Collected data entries
— Start —

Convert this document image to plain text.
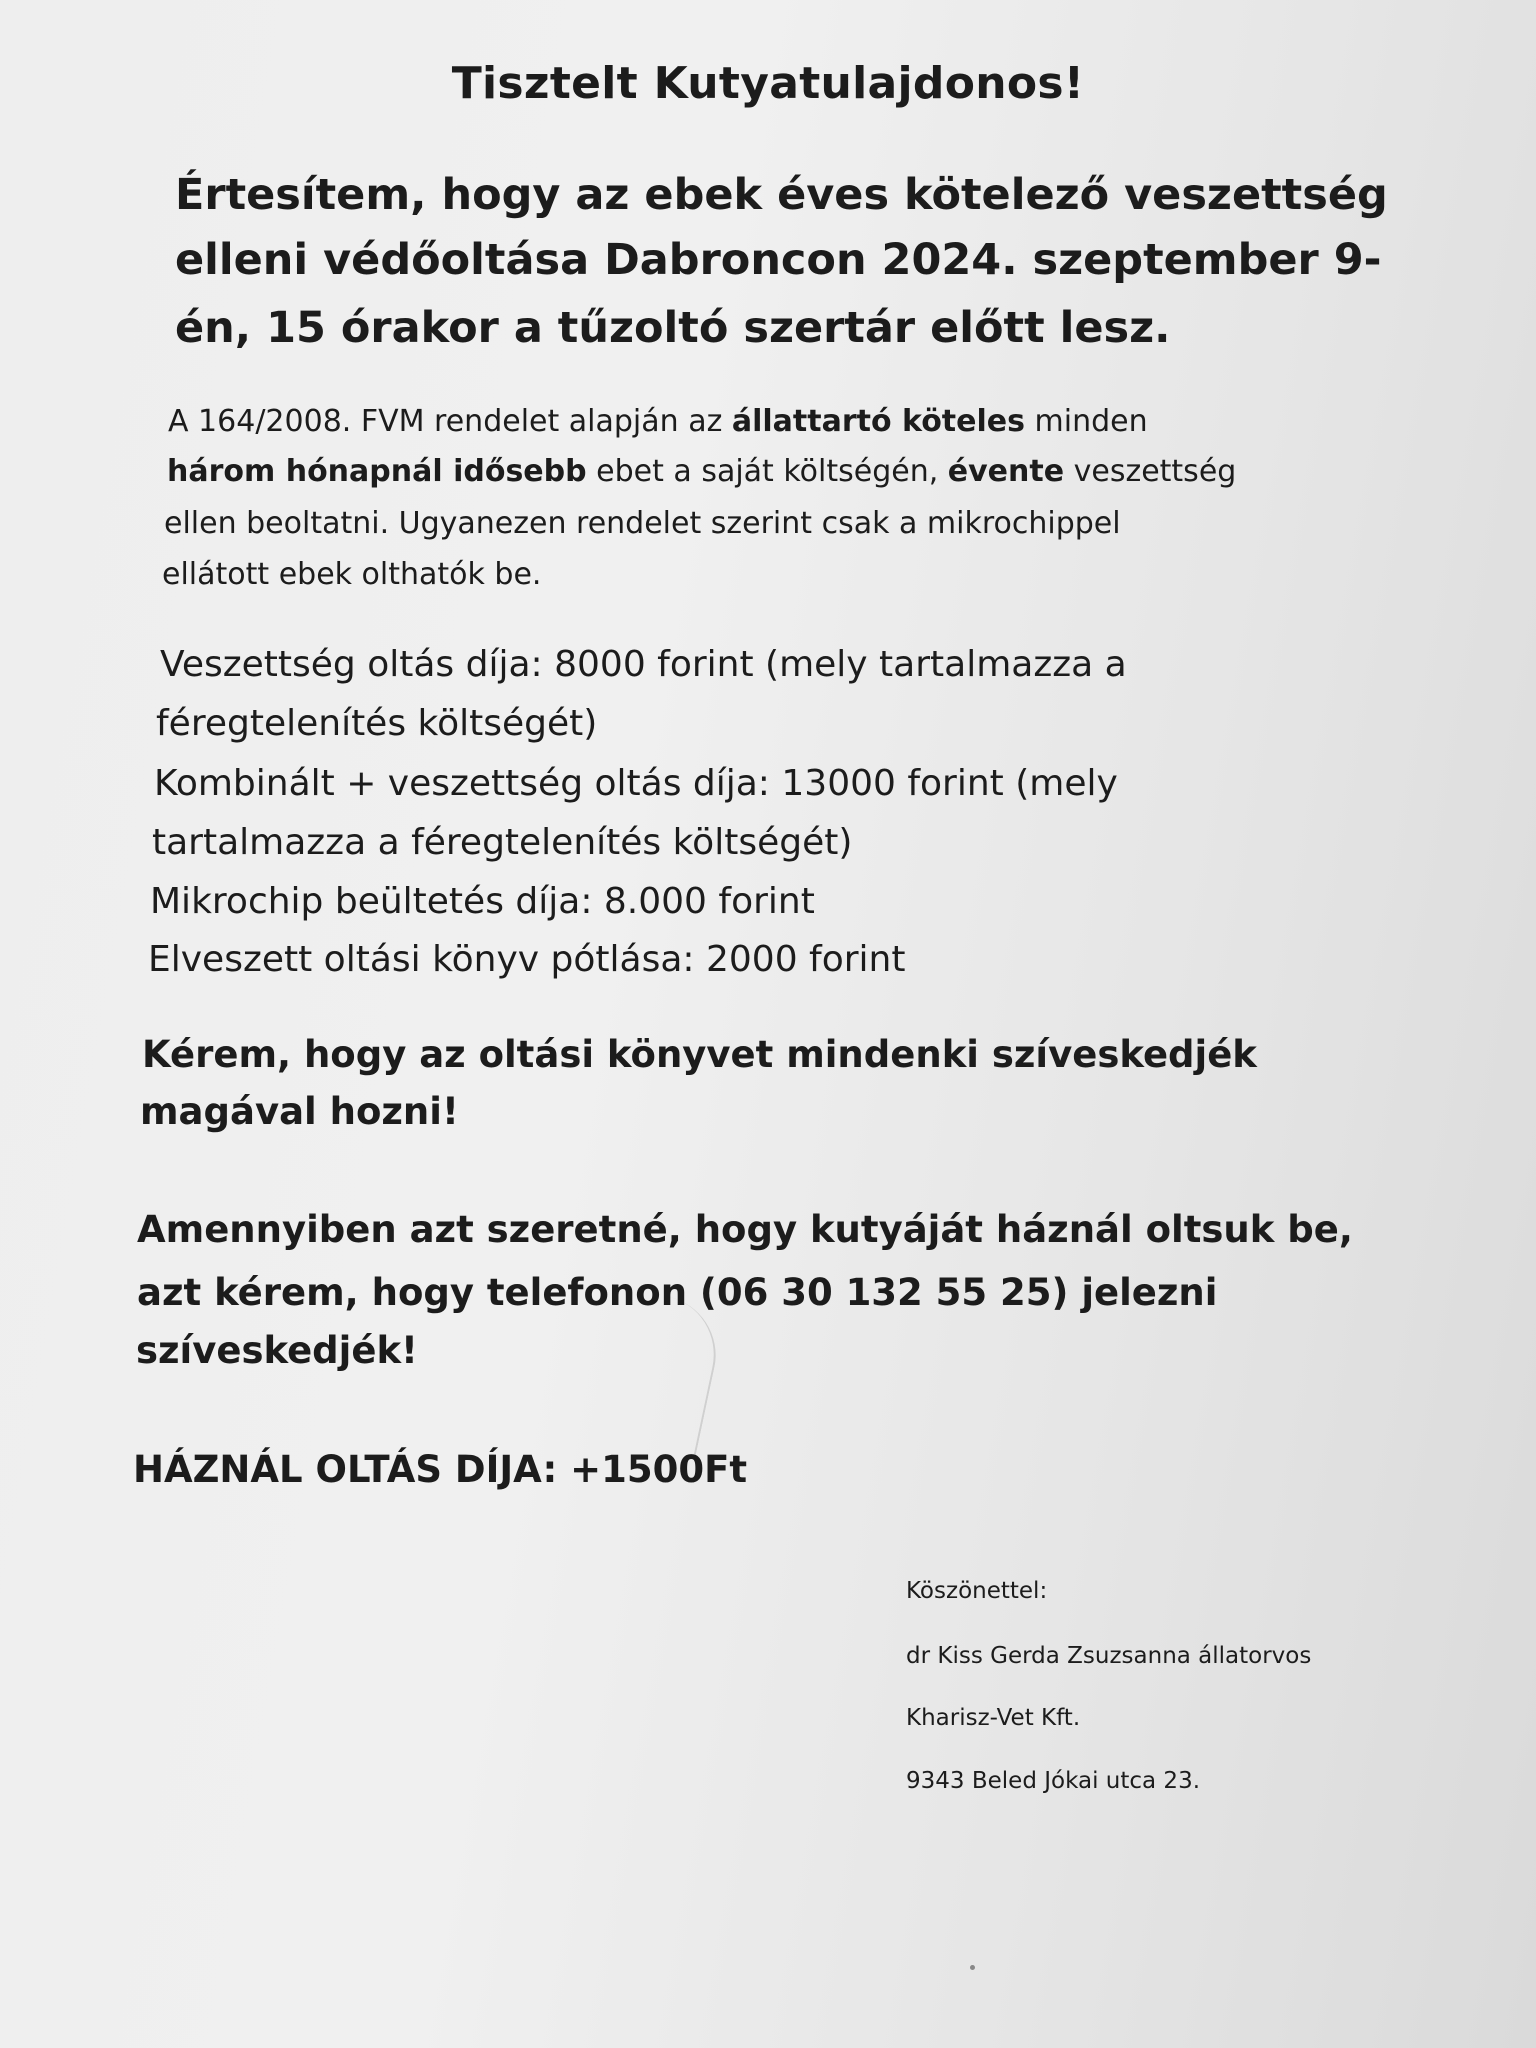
Tisztelt Kutyatulajdonos!

Értesítem, hogy az ebek éves kötelező veszettség

elleni védőoltása Dabroncon 2024. szeptember 9-

én, 15 órakor a tűzoltó szertár előtt lesz.

A 164/2008. FVM rendelet alapján az állattartó köteles minden

három hónapnál idősebb ebet a saját költségén, évente veszettség

ellen beoltatni. Ugyanezen rendelet szerint csak a mikrochippel

ellátott ebek olthatók be.

Veszettség oltás díja: 8000 forint (mely tartalmazza a

féregtelenítés költségét)

Kombinált + veszettség oltás díja: 13000 forint (mely

tartalmazza a féregtelenítés költségét)

Mikrochip beültetés díja: 8.000 forint

Elveszett oltási könyv pótlása: 2000 forint

Kérem, hogy az oltási könyvet mindenki szíveskedjék

magával hozni!

Amennyiben azt szeretné, hogy kutyáját háznál oltsuk be,

azt kérem, hogy telefonon (06 30 132 55 25) jelezni

szíveskedjék!

HÁZNÁL OLTÁS DÍJA: +1500Ft

Köszönettel:

dr Kiss Gerda Zsuzsanna állatorvos

Kharisz-Vet Kft.

9343 Beled Jókai utca 23.
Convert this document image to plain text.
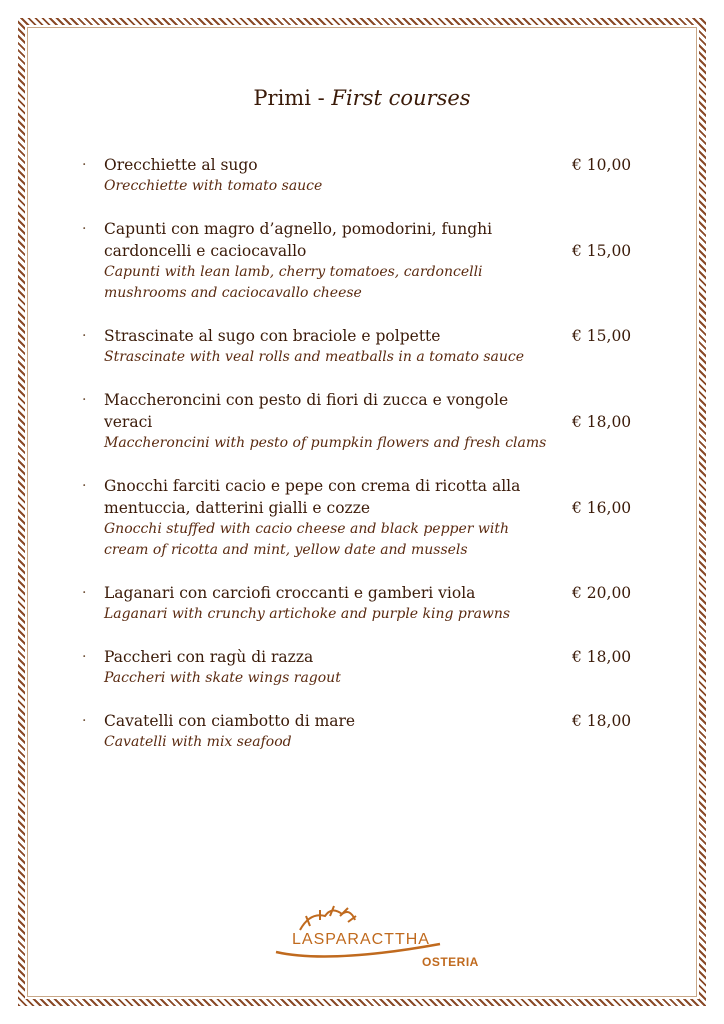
Primi - First courses
· Orecchiette al sugo
Orecchiette with tomato sauce
€ 10,00
· Capunti con magro d’agnello, pomodorini, funghi cardoncelli e caciocavallo
Capunti with lean lamb, cherry tomatoes, cardoncelli mushrooms and caciocavallo cheese
€ 15,00
· Strascinate al sugo con braciole e polpette
Strascinate with veal rolls and meatballs in a tomato sauce
€ 15,00
· Maccheroncini con pesto di fiori di zucca e vongole veraci
Maccheroncini with pesto of pumpkin flowers and fresh clams
€ 18,00
· Gnocchi farciti cacio e pepe con crema di ricotta alla mentuccia, datterini gialli e cozze
Gnocchi stuffed with cacio cheese and black pepper with cream of ricotta and mint, yellow date and mussels
€ 16,00
· Laganari con carciofi croccanti e gamberi viola
Laganari with crunchy artichoke and purple king prawns
€ 20,00
· Paccheri con ragù di razza
Paccheri with skate wings ragout
€ 18,00
· Cavatelli con ciambotto di mare
Cavatelli with mix seafood
€ 18,00
LASPARACTTHA
OSTERIA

— End —

● Given instruction:
Return every line containing "Cavatelli".

● Correct answer:
· Cavatelli con ciambotto di mare
Cavatelli with mix seafood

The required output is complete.